__Work to complete__: Extract all lines from the data beneath that include the word "processed".

__Source data__:
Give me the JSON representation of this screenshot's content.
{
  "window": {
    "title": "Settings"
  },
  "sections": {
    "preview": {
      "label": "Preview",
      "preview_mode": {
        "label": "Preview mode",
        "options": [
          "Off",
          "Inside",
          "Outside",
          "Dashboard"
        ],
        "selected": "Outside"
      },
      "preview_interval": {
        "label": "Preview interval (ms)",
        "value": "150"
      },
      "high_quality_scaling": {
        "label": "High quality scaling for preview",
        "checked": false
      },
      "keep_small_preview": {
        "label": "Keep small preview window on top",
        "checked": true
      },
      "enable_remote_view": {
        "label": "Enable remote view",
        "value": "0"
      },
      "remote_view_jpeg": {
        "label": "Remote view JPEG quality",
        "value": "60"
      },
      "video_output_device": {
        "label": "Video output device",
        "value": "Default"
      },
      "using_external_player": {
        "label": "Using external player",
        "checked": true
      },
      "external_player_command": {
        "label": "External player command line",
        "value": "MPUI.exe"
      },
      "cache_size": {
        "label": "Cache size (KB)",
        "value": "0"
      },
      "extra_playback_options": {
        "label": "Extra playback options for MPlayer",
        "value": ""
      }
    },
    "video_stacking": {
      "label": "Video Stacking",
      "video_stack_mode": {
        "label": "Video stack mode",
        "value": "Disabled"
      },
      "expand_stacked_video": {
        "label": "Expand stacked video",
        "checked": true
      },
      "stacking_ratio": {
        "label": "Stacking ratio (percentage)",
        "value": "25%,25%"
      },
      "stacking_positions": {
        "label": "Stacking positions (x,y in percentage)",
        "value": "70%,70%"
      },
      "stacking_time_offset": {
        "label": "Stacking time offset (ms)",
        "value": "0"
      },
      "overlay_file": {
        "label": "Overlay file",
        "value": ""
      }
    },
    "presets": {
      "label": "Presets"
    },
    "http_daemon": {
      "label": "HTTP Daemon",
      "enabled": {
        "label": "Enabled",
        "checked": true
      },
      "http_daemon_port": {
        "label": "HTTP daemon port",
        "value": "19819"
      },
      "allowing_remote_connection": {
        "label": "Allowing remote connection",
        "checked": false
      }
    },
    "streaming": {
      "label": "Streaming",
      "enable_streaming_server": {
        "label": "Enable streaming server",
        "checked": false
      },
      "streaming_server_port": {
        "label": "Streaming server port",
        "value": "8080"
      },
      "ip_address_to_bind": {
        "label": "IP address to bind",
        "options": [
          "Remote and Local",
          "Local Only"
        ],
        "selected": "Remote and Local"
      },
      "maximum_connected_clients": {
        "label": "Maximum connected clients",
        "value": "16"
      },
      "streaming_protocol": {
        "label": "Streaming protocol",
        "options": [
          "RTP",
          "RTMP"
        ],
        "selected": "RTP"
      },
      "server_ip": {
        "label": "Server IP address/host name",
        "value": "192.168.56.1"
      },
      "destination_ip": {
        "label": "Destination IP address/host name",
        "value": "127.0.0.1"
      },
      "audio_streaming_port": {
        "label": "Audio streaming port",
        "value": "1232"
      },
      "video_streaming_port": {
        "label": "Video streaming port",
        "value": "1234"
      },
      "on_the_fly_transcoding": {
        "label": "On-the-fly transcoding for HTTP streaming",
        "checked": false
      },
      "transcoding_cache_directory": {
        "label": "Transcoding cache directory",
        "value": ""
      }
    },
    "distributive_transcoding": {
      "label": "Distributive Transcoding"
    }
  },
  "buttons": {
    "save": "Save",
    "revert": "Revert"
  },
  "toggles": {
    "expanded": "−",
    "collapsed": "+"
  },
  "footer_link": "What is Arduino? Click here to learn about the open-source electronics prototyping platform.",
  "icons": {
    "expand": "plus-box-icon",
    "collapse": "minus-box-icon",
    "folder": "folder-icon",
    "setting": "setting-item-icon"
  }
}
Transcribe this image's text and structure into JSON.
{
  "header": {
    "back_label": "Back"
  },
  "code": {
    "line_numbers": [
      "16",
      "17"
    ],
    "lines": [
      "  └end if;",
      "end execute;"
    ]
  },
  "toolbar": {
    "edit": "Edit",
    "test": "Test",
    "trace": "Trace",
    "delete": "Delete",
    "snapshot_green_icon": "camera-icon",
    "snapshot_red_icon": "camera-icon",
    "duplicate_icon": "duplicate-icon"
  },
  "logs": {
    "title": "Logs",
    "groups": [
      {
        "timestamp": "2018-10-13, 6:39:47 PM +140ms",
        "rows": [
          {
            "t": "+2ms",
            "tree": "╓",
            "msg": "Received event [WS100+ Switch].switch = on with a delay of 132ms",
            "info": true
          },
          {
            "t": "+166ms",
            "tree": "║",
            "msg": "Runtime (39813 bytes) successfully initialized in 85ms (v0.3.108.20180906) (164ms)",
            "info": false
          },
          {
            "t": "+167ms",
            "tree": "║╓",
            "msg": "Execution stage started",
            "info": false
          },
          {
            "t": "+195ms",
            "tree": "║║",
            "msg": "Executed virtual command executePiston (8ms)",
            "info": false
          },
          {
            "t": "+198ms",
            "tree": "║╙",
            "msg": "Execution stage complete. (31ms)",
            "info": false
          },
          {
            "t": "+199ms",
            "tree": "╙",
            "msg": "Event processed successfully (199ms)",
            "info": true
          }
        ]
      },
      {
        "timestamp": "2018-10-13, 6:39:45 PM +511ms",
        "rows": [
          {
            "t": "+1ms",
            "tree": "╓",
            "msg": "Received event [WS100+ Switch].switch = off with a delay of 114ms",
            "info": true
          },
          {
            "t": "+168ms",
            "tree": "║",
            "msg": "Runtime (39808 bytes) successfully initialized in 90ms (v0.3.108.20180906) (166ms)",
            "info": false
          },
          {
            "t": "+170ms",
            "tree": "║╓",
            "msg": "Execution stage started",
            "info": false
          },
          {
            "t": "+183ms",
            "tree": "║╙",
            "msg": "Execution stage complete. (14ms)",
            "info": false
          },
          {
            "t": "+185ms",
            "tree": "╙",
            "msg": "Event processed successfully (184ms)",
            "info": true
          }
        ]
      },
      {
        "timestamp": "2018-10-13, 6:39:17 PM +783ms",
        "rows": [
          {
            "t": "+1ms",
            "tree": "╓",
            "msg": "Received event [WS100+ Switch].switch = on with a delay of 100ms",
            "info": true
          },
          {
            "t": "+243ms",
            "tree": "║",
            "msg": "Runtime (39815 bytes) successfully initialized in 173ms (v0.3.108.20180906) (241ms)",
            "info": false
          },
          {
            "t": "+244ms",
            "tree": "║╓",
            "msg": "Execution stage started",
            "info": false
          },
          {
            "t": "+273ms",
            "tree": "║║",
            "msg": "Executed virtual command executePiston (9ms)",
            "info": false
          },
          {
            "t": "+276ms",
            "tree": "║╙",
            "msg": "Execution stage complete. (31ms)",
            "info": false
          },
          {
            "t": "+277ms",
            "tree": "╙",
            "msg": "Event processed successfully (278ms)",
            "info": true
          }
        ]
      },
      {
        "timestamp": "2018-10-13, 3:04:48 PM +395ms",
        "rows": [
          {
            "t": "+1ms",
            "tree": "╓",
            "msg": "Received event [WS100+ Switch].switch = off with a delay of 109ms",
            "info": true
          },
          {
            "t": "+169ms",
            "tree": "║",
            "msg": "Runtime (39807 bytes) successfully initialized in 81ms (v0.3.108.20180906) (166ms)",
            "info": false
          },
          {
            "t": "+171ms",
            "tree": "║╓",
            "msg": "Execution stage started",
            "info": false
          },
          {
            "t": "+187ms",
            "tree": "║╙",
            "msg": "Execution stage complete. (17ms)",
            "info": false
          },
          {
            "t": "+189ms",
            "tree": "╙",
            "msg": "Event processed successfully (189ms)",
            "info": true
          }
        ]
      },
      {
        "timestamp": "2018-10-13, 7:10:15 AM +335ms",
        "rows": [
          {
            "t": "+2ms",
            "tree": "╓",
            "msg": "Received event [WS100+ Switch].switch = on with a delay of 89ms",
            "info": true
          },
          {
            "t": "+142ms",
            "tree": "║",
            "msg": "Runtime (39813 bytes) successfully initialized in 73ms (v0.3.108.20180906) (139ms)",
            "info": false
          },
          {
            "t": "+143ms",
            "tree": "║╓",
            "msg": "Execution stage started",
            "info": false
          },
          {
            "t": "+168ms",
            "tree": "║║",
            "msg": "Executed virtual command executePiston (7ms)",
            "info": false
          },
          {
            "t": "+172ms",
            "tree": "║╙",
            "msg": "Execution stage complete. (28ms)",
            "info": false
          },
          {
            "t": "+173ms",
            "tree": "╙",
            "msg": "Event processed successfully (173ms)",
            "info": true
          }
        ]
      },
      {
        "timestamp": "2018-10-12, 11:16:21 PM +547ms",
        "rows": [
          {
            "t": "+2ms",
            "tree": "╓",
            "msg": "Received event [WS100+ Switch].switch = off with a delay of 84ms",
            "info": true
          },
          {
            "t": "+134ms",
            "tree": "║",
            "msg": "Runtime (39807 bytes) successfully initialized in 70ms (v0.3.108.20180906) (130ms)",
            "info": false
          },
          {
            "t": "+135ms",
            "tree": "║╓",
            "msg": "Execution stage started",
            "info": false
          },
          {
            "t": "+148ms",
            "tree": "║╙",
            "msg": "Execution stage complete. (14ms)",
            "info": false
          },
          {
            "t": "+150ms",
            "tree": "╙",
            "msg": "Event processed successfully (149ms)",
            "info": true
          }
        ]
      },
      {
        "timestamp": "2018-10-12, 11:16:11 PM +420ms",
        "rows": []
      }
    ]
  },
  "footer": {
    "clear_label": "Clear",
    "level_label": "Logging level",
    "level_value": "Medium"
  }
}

__Solution to the exercise__:
            "msg": "Event processed successfully (199ms)",
            "msg": "Event processed successfully (184ms)",
            "msg": "Event processed successfully (278ms)",
            "msg": "Event processed successfully (189ms)",
            "msg": "Event processed successfully (173ms)",
            "msg": "Event processed successfully (149ms)",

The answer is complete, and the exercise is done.